▶ [Estratto del documento]
Il cantiere cessò l'attività nel 1930, l'ultima unità costruita fu l'incrociatore Almirante Brown, commissionato dalla marina argentina, varato il 28 settembre 1929. Il posto dei cantieri venne occupato, per un breve periodo, dal Villaggio Balneare, sede di numerosi eventi fieristici, prima di lasciare spazio all'espansione urbanistica della città.
![]() | Lo stesso argomento in dettaglio: La Foce e la spedizione dei Mille. |
Targa alla Foce |
---|
OR FANNO CINQUANTA ANNI / IN UNA NOTTE DI STELLE / TREPIDA PER MILLE PALPITI / DI UMILI EROI / I BURCHIELLI DEI NOSTRI AVI / ACCOGLIEVANO / SOLDATI GARIBALDINI / VOGANDO VERSO LE LEGGENDARIE NAVI / SACRE NEI SECOLI. |
Una targa in marmo oggi affissa sulla facciata della "Casa dei Pescatori" rivendica al quartiere della Foce di essere stato uno dei luoghi di partenza di una parte dei volontari garibaldini che parteciparono alla Spedizione dei Mille.

▶ [Dati archiviati]
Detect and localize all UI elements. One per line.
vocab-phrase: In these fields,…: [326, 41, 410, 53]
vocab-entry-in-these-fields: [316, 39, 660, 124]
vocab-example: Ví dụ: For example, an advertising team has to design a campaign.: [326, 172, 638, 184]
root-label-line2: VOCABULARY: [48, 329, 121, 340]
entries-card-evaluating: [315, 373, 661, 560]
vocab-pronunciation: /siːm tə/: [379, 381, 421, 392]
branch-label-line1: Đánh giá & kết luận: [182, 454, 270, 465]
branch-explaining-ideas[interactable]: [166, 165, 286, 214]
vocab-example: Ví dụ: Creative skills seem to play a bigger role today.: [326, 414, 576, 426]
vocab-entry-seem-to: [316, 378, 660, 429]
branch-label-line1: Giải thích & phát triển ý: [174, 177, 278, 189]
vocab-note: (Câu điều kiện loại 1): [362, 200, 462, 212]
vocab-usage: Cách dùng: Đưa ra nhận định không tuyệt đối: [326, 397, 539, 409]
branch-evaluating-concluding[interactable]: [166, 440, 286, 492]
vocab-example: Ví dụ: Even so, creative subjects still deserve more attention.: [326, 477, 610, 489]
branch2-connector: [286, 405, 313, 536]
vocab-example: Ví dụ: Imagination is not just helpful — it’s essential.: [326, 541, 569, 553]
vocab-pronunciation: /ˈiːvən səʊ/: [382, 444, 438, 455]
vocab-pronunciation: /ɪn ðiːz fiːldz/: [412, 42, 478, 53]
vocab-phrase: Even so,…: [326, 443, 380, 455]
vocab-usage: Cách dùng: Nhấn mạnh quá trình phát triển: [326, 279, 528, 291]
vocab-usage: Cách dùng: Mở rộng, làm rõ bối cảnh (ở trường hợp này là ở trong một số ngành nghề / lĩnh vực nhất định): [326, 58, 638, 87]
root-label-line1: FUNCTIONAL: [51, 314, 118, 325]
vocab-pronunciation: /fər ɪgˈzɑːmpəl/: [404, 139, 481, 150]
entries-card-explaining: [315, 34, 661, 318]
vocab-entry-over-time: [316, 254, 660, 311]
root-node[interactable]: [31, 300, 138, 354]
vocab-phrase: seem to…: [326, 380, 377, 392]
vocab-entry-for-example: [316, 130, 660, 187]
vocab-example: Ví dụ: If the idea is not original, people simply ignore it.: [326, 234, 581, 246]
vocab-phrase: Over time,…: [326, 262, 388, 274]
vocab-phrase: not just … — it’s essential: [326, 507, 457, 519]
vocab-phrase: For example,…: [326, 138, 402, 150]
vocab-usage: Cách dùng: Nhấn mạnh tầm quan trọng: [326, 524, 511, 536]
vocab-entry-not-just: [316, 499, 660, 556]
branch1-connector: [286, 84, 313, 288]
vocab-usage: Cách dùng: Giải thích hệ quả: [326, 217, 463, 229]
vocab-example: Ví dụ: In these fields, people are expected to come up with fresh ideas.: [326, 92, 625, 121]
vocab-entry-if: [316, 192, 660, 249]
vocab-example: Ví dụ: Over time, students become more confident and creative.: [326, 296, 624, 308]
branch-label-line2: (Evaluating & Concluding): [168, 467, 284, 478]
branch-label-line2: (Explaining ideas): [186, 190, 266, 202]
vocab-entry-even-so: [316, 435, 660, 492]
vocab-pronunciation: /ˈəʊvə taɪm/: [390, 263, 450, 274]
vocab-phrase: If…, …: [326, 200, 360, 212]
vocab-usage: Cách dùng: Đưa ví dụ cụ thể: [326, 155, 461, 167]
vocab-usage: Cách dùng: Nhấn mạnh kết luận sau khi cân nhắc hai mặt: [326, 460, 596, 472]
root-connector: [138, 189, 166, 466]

▶ [Esercizi proposti]
1. Rispondi per favore a queste domande sull'estratto del documento:
(a) In che anno il cantiere cessò l'attività?
(b) Quale marina aveva commissionato l'incrociatore Almirante Brown?
(c) Dove è oggi affissa la targa in marmo?
2. Elenca tutti i nomi propri presenti nel primo e nell'ultimo paragrafo in prosa dell'estratto del documento.

▶ [Risposte scritte]
1.
(a) Nel 1930.
(b) La marina argentina.
(c) Sulla facciata della "Casa dei Pescatori".

2. Almirante Brown, Villaggio Balneare, Casa dei Pescatori, Foce, Spedizione dei Mille.